* _DIRECTION_:
Gather every line that includes the word "windows", please.

* _RECORDS SUPPLIED_:
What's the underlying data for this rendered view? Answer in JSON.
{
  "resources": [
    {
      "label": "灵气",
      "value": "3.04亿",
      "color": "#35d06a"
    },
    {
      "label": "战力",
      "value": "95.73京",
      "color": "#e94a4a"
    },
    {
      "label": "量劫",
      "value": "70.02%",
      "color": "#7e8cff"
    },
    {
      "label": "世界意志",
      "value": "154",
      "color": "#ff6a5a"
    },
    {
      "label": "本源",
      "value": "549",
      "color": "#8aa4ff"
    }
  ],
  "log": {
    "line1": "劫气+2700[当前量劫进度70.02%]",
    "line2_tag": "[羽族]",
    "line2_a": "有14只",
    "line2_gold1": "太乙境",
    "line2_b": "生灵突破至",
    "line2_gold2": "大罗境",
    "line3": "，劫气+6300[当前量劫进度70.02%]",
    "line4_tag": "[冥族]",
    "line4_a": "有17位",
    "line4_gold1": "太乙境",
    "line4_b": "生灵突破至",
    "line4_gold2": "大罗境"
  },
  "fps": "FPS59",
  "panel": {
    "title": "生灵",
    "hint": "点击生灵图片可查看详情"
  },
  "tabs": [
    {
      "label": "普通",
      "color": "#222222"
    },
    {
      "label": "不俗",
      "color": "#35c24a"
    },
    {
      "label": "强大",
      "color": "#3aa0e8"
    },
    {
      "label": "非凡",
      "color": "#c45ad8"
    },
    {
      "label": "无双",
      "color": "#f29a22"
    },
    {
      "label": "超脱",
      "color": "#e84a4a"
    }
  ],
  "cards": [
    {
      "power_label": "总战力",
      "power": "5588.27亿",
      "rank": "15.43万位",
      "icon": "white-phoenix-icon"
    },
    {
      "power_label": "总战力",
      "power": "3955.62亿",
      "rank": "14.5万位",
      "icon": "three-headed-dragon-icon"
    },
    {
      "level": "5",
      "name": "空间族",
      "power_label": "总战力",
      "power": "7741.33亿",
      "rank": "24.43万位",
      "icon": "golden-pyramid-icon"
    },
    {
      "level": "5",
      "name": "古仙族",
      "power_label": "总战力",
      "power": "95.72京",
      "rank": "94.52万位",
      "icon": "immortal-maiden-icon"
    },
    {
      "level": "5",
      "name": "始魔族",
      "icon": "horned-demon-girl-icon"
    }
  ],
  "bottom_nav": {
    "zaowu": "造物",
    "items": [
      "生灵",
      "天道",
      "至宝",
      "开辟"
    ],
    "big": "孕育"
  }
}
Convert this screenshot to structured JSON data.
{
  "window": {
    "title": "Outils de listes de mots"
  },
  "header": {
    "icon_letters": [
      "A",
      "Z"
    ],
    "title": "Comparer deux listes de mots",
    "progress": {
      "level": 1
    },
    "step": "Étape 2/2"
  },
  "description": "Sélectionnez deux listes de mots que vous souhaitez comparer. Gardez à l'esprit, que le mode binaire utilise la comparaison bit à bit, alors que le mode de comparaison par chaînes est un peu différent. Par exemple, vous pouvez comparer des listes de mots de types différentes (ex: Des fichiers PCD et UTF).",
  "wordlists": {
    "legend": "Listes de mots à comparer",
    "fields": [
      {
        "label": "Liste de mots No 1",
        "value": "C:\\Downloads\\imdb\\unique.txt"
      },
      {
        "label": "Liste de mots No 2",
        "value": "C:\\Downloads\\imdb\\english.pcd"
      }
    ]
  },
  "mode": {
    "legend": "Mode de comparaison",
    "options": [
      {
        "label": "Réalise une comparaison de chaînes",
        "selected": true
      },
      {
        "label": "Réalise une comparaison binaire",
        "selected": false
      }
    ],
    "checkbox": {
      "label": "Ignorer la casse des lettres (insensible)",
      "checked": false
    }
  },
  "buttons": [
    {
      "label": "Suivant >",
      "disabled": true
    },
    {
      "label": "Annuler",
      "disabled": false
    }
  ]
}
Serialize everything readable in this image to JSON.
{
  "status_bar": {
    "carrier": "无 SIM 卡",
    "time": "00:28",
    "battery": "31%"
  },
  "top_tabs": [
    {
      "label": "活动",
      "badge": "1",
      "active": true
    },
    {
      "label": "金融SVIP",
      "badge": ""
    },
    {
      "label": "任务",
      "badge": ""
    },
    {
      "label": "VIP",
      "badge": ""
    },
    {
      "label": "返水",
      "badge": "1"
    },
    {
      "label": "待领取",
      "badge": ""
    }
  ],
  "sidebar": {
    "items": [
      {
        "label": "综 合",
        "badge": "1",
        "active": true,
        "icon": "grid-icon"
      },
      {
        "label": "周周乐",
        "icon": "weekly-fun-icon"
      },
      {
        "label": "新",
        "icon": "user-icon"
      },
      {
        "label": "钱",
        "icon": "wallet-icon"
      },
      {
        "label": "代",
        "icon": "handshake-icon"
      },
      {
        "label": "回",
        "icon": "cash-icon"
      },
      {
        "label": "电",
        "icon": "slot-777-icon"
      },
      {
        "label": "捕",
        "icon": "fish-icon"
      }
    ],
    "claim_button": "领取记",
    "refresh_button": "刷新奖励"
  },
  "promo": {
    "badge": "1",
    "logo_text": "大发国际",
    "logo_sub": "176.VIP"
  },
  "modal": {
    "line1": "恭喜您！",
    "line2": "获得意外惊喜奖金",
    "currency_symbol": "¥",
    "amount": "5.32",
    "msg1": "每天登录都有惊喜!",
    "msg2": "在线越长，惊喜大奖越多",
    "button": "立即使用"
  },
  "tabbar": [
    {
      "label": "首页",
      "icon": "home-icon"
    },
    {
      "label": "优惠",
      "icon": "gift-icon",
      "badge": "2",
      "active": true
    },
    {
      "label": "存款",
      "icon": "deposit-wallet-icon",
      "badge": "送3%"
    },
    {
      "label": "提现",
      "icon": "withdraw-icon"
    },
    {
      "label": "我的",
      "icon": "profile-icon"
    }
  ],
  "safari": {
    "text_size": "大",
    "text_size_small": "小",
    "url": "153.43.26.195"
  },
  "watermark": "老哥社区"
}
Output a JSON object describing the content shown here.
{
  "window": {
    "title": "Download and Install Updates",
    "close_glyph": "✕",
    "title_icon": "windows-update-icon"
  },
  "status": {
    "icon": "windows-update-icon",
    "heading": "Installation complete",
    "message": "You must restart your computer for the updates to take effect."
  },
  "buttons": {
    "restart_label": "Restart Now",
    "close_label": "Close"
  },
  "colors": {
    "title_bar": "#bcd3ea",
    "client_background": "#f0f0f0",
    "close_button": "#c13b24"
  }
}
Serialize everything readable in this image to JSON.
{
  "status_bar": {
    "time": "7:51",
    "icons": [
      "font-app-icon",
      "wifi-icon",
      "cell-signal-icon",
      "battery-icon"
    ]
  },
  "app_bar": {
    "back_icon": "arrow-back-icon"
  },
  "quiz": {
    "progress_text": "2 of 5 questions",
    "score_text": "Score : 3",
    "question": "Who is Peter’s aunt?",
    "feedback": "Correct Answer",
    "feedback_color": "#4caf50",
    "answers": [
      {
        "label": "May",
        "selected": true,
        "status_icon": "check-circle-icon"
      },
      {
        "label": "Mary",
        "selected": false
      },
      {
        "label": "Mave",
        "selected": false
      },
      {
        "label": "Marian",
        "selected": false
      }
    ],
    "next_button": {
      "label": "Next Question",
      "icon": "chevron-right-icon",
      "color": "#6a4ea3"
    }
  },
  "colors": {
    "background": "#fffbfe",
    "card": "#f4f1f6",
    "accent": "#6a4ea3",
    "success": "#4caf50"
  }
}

* _ANSWER FOR THIS EXERCISE_:
    "title_icon": "windows-update-icon"
    "icon": "windows-update-icon",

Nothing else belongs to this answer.